BEGIN DATA FOR PROCESSING
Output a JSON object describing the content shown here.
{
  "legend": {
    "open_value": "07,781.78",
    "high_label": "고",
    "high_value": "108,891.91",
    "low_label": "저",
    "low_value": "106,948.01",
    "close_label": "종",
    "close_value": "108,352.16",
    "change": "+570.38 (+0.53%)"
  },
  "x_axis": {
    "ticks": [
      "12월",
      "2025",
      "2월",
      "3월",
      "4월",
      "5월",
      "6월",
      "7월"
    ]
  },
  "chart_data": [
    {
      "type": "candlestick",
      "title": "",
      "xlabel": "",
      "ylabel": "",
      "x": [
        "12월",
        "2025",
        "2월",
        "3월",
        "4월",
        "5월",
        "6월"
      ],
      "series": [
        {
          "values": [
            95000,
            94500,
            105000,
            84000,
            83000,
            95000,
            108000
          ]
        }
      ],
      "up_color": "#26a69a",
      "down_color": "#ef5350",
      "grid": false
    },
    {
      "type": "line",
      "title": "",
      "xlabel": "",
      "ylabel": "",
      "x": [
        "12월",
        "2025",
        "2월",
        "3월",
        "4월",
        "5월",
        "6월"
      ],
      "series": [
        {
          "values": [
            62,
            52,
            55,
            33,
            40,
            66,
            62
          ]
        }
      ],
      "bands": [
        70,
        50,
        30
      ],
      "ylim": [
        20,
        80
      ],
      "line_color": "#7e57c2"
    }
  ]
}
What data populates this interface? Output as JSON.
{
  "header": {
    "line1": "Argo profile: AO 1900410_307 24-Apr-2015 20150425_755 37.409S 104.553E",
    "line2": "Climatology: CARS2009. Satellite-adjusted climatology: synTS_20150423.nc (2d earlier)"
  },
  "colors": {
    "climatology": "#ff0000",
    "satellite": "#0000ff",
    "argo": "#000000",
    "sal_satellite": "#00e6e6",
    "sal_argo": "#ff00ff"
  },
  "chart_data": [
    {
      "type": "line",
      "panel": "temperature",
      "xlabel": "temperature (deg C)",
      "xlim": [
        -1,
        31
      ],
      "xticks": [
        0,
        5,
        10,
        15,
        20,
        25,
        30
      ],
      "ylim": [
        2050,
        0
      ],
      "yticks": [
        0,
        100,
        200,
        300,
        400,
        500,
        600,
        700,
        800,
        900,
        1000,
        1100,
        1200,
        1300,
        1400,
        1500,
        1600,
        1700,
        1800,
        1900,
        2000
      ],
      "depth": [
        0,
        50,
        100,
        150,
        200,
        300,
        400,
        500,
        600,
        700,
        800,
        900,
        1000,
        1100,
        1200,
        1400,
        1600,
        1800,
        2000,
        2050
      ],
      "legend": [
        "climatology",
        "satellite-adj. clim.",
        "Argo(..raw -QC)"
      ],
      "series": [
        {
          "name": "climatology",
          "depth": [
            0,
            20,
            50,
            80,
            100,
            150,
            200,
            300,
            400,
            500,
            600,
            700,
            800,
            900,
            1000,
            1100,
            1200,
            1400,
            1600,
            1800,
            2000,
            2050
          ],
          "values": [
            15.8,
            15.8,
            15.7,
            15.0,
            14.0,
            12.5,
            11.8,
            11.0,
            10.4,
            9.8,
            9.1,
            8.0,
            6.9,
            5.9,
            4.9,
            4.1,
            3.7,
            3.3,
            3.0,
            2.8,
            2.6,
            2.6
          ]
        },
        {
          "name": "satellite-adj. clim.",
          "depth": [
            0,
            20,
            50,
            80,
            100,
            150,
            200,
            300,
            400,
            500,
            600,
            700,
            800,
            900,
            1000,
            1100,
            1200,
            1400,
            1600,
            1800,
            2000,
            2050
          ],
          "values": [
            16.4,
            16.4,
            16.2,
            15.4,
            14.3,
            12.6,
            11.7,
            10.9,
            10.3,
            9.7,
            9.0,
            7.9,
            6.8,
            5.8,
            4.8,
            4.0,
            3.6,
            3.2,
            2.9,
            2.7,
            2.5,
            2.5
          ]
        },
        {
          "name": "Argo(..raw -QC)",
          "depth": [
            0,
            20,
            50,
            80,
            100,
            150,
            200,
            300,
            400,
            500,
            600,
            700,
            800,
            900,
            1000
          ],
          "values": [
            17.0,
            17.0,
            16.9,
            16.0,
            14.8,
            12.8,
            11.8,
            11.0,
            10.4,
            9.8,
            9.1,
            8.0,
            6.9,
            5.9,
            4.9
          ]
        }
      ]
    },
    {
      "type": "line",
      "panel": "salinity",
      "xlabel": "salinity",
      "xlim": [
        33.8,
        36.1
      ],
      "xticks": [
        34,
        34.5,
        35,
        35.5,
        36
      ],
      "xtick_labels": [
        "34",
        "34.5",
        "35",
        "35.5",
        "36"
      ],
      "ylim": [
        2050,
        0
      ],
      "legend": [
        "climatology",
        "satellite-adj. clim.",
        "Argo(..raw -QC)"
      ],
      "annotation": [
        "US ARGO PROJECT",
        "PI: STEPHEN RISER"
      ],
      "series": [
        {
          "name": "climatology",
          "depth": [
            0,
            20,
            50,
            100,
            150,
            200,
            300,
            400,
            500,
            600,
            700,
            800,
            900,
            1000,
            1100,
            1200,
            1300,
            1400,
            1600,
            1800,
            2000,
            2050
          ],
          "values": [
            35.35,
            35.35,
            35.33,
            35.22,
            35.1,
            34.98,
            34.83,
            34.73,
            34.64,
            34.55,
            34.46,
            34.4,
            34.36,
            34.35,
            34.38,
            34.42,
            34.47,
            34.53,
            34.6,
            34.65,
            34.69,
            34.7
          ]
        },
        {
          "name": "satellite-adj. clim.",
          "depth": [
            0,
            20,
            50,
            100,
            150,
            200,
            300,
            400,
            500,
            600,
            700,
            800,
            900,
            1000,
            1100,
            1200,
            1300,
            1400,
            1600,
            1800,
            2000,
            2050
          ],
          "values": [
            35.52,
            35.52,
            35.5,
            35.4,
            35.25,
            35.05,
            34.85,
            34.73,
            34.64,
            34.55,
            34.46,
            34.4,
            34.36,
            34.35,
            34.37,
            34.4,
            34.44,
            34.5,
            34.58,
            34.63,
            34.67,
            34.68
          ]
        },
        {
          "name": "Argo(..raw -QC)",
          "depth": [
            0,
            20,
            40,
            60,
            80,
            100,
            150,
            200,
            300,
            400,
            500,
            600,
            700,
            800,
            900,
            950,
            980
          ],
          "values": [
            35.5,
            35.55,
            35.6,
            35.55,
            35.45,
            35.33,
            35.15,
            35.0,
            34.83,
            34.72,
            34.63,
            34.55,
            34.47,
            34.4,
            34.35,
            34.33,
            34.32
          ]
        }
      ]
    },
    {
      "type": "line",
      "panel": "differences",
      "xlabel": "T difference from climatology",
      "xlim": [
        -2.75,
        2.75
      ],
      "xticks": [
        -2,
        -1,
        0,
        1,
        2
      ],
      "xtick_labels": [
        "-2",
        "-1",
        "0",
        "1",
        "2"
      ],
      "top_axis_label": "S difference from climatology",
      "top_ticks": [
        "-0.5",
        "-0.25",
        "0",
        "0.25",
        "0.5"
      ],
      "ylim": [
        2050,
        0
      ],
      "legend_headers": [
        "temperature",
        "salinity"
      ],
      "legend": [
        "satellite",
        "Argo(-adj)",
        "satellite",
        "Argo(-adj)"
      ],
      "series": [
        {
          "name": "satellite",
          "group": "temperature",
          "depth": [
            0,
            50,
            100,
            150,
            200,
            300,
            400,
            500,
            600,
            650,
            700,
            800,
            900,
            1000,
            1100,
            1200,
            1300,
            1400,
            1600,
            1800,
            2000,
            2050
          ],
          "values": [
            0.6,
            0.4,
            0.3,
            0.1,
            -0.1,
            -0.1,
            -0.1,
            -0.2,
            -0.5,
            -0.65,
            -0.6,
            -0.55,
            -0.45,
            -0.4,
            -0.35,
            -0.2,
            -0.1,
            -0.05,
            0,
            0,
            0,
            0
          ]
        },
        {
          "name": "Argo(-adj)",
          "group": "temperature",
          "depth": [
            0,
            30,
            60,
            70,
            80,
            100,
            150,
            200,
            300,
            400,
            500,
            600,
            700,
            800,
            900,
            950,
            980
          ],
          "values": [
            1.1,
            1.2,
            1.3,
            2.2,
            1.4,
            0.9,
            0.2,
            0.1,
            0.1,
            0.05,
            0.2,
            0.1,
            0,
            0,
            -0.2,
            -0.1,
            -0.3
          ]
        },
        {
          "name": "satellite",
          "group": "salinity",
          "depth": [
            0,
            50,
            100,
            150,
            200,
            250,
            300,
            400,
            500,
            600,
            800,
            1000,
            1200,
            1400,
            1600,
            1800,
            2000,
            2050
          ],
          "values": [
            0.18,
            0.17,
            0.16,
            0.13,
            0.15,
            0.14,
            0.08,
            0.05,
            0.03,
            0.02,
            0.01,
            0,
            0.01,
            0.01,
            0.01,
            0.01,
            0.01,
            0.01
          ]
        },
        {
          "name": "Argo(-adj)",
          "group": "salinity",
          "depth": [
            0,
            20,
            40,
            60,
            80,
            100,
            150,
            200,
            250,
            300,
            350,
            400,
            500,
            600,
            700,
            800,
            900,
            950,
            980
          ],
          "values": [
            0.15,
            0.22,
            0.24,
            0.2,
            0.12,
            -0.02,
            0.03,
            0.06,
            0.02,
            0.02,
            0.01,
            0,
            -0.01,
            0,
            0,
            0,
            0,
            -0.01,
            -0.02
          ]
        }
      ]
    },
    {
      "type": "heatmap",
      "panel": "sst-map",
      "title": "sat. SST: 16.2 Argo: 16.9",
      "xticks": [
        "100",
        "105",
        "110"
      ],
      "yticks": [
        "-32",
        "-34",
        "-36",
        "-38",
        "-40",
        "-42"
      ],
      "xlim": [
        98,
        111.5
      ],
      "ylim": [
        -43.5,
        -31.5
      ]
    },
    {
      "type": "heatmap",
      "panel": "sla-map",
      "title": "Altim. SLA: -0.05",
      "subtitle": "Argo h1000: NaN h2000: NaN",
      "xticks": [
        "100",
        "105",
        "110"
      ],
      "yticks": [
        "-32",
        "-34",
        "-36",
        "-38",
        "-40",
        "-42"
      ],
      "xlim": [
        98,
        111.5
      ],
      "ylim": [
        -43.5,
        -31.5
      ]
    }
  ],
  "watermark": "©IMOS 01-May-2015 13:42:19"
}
END DATA FOR PROCESSING
# [YOUR INSTRUCTIONS]
Go through the listing above and list every line that has the word "climatology".

# [RESULT FOR THIS EXERCISE]
    "line2": "Climatology: CARS2009. Satellite-adjusted climatology: synTS_20150423.nc (2d earlier)"
    "climatology": "#ff0000",
        "climatology",
          "name": "climatology",
        "climatology",
          "name": "climatology",
      "xlabel": "T difference from climatology",
      "top_axis_label": "S difference from climatology",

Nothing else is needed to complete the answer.